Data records
========================================================================

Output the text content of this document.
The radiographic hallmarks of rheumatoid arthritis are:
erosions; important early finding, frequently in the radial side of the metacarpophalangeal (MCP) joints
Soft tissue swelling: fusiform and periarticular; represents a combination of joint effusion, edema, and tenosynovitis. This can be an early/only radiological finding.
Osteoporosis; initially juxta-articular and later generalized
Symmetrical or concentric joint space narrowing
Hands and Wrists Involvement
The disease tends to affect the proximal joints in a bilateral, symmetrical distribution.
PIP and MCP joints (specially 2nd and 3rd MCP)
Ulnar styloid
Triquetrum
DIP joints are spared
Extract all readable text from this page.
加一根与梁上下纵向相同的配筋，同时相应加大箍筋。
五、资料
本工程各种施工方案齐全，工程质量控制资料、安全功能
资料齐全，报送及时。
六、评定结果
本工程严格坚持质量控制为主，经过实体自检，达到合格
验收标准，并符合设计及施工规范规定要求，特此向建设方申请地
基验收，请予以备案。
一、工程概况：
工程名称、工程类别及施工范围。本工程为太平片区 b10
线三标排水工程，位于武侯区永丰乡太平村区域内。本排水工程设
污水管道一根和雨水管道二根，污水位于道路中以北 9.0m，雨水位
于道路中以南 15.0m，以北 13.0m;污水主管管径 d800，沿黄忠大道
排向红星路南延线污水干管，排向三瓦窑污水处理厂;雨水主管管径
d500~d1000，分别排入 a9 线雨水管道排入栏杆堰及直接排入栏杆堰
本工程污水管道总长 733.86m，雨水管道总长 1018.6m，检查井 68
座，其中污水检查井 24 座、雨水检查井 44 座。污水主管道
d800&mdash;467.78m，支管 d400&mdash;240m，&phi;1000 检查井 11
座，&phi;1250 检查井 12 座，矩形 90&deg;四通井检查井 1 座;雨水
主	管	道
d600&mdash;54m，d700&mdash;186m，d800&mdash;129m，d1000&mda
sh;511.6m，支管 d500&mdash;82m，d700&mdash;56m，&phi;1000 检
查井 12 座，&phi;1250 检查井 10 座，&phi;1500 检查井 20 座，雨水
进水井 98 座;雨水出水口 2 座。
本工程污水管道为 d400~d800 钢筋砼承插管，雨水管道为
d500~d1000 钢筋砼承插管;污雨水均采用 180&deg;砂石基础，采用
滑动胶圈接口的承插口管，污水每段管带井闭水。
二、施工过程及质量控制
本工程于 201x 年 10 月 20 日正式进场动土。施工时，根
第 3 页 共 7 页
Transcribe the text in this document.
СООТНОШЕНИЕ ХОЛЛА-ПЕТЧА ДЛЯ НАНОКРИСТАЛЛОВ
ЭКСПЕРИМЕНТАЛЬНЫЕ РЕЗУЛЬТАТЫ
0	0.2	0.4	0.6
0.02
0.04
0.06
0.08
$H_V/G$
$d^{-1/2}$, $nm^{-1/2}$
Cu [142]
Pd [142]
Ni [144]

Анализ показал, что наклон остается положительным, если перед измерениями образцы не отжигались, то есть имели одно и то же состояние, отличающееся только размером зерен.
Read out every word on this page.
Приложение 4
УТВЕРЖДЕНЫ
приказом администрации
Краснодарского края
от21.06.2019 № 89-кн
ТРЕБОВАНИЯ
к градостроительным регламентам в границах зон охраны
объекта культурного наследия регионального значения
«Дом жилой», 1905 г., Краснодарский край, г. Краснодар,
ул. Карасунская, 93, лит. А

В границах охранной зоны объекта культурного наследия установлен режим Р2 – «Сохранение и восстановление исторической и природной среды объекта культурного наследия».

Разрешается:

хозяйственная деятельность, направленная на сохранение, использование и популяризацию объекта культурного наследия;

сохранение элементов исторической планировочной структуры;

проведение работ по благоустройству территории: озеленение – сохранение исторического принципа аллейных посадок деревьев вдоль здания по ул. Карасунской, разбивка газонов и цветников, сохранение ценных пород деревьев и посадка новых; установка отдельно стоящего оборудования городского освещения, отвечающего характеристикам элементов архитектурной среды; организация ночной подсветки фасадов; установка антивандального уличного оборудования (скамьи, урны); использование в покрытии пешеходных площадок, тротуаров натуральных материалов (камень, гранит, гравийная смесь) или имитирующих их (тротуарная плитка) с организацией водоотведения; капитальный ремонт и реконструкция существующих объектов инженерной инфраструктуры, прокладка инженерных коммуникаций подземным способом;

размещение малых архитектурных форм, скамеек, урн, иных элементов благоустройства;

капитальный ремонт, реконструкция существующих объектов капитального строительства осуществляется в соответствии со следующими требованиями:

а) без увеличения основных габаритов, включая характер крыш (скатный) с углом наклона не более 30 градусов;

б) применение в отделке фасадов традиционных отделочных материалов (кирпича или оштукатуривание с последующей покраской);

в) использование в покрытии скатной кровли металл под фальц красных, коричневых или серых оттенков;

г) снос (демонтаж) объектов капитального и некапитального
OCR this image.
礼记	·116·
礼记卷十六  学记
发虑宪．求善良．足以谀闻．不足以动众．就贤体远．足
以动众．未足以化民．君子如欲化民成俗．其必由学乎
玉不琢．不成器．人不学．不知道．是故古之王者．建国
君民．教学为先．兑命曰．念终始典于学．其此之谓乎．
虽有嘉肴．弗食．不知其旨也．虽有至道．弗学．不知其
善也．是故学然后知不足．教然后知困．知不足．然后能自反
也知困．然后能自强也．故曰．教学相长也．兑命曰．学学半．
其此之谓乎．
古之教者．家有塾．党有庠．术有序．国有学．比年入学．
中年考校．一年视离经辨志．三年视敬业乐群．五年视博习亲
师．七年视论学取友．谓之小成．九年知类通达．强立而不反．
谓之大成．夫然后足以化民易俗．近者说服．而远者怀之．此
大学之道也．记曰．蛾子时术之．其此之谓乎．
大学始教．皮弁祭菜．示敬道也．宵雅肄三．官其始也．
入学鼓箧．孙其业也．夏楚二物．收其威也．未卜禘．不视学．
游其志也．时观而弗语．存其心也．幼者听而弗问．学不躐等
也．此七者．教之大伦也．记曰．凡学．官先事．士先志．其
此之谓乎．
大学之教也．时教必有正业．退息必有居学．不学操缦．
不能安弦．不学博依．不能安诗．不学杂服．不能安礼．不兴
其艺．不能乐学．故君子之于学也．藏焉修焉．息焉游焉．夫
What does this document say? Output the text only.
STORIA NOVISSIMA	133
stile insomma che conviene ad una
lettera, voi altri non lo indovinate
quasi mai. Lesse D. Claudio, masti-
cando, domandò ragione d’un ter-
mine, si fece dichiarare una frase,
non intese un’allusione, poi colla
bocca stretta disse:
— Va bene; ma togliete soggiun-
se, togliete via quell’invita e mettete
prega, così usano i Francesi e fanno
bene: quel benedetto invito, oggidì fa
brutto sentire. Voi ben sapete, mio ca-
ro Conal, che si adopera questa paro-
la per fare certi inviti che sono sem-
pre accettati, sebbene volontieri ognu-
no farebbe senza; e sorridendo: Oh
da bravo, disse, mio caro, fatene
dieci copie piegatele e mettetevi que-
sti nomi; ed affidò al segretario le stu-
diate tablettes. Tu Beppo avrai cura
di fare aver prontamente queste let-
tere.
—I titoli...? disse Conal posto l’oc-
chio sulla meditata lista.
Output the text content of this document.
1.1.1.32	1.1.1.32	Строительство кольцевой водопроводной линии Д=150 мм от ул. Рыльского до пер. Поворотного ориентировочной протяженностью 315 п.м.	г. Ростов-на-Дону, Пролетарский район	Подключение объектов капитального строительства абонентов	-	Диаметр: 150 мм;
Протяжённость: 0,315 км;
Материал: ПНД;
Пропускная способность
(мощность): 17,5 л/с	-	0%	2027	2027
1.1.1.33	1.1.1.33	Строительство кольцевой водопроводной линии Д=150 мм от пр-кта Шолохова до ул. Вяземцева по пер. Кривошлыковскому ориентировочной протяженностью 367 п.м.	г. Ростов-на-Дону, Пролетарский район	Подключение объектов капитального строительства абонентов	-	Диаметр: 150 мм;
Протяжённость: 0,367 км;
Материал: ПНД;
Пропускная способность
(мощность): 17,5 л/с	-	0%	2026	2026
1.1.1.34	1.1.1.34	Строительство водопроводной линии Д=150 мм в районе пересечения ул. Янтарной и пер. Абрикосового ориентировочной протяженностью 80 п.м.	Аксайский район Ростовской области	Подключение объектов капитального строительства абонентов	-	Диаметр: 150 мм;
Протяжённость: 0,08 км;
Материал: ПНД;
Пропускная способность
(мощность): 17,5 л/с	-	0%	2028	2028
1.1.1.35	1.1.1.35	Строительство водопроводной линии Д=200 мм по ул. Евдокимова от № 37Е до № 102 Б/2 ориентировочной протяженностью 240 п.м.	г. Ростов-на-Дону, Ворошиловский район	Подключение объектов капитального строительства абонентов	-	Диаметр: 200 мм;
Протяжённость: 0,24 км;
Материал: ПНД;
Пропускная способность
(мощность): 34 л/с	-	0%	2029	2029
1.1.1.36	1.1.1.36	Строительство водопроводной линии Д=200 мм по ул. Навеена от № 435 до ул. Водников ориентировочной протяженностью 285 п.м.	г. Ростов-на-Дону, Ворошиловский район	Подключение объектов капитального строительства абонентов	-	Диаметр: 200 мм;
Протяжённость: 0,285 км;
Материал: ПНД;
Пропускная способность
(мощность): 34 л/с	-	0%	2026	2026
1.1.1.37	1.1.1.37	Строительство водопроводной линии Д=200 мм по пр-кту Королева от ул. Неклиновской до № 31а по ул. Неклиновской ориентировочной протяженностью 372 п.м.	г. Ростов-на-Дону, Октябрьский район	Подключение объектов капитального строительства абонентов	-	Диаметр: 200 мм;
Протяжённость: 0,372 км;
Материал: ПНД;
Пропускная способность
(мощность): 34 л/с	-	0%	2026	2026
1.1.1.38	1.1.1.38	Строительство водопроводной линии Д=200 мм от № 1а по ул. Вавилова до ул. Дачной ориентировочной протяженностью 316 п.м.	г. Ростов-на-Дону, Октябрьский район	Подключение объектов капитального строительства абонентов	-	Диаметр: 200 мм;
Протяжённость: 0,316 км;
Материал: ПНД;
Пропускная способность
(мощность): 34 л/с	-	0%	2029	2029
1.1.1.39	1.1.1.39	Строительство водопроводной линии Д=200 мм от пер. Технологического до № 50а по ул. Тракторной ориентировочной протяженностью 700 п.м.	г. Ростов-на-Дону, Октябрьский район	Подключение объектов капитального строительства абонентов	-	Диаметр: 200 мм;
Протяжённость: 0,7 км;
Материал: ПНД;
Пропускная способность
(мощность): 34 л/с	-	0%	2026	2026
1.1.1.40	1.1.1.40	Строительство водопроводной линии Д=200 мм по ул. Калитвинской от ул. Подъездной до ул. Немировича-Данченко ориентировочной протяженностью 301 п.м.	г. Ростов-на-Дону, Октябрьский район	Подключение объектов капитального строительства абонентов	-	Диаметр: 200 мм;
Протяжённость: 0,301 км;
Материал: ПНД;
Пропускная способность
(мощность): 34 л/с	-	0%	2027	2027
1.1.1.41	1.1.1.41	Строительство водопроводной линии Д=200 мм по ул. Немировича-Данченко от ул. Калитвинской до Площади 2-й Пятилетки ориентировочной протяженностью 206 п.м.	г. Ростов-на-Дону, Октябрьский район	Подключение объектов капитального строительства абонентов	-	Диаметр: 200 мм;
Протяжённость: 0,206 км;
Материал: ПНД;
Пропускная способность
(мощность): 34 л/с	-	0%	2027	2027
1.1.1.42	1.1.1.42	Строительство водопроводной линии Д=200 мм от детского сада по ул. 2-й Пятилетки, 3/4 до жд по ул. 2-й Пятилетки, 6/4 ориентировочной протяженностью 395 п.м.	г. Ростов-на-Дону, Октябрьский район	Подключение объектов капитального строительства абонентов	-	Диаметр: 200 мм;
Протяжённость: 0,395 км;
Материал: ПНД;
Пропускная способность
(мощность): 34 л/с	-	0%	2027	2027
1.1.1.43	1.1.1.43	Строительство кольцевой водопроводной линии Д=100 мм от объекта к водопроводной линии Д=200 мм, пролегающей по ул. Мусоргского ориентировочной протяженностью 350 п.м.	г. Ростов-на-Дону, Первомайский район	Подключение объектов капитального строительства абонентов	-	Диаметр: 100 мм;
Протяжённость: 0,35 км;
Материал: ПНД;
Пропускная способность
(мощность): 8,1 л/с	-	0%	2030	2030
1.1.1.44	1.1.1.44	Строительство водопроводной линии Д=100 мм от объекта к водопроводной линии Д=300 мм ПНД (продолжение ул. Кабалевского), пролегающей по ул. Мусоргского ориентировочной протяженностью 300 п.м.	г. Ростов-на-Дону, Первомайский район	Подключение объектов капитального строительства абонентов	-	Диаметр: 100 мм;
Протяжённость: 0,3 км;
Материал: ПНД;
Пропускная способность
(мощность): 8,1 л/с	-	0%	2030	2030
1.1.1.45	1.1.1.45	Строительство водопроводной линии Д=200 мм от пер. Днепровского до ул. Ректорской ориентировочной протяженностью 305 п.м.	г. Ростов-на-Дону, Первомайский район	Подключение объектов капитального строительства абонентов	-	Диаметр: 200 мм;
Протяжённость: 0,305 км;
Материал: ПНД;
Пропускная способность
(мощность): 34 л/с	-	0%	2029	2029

========================================================================

*Aim*
Show all lines in the entries above where the string "mdash" appears.

*Full solution*
d800&mdash;467.78m，支管 d400&mdash;240m，&phi;1000 检查井 11
d600&mdash;54m，d700&mdash;186m，d800&mdash;129m，d1000&mda
sh;511.6m，支管 d500&mdash;82m，d700&mdash;56m，&phi;1000 检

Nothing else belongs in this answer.